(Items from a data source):

----------------------------------------

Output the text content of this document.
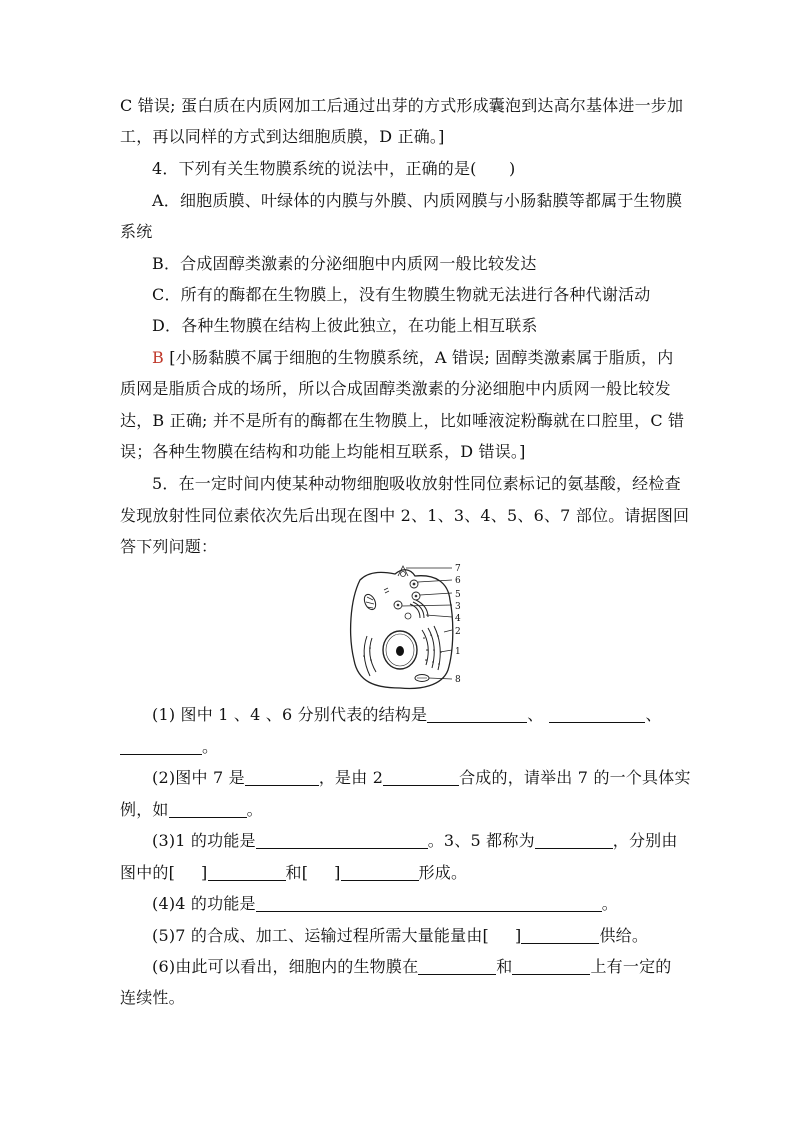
C 错误; 蛋白质在内质网加工后通过出芽的方式形成囊泡到达高尔基体进一步加
工，再以同样的方式到达细胞质膜，D 正确。]
4．下列有关生物膜系统的说法中，正确的是(　　)
A．细胞质膜、叶绿体的内膜与外膜、内质网膜与小肠黏膜等都属于生物膜
系统
B．合成固醇类激素的分泌细胞中内质网一般比较发达
C．所有的酶都在生物膜上，没有生物膜生物就无法进行各种代谢活动
D．各种生物膜在结构上彼此独立，在功能上相互联系
B [小肠黏膜不属于细胞的生物膜系统，A 错误; 固醇类激素属于脂质，内
质网是脂质合成的场所，所以合成固醇类激素的分泌细胞中内质网一般比较发
达，B 正确; 并不是所有的酶都在生物膜上，比如唾液淀粉酶就在口腔里，C 错
误；各种生物膜在结构和功能上均能相互联系，D 错误。]
5．在一定时间内使某种动物细胞吸收放射性同位素标记的氨基酸，经检查
发现放射性同位素依次先后出现在图中 2、1、3、4、5、6、7 部位。请据图回
答下列问题：
7
6
5
3
4
2
1
8
(1) 图中 1 、4 、6 分别代表的结构是	、	、
。
(2)图中 7 是	，是由 2	合成的，请举出 7 的一个具体实
例，如	。
(3)1 的功能是	。3、5 都称为	，分别由
图中的[ ]	和[ ]	形成。
(4)4 的功能是	。
(5)7 的合成、加工、运输过程所需大量能量由[ ]	供给。
(6)由此可以看出，细胞内的生物膜在	和	上有一定的
连续性。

----------------------------------------

(TASK PROMPT):
Repeat the material above verbatim. Leave the pictures behind.

(PROBLEM SOLUTION):
Output the text content of this document.
C 错误; 蛋白质在内质网加工后通过出芽的方式形成囊泡到达高尔基体进一步加
工，再以同样的方式到达细胞质膜，D 正确。]
4．下列有关生物膜系统的说法中，正确的是(　　)
A．细胞质膜、叶绿体的内膜与外膜、内质网膜与小肠黏膜等都属于生物膜
系统
B．合成固醇类激素的分泌细胞中内质网一般比较发达
C．所有的酶都在生物膜上，没有生物膜生物就无法进行各种代谢活动
D．各种生物膜在结构上彼此独立，在功能上相互联系
B [小肠黏膜不属于细胞的生物膜系统，A 错误; 固醇类激素属于脂质，内
质网是脂质合成的场所，所以合成固醇类激素的分泌细胞中内质网一般比较发
达，B 正确; 并不是所有的酶都在生物膜上，比如唾液淀粉酶就在口腔里，C 错
误；各种生物膜在结构和功能上均能相互联系，D 错误。]
5．在一定时间内使某种动物细胞吸收放射性同位素标记的氨基酸，经检查
发现放射性同位素依次先后出现在图中 2、1、3、4、5、6、7 部位。请据图回
答下列问题：
7
6
5
3
4
2
1
8
(1) 图中 1 、4 、6 分别代表的结构是	、	、
。
(2)图中 7 是	，是由 2	合成的，请举出 7 的一个具体实
例，如	。
(3)1 的功能是	。3、5 都称为	，分别由
图中的[ ]	和[ ]	形成。
(4)4 的功能是	。
(5)7 的合成、加工、运输过程所需大量能量由[ ]	供给。
(6)由此可以看出，细胞内的生物膜在	和	上有一定的
连续性。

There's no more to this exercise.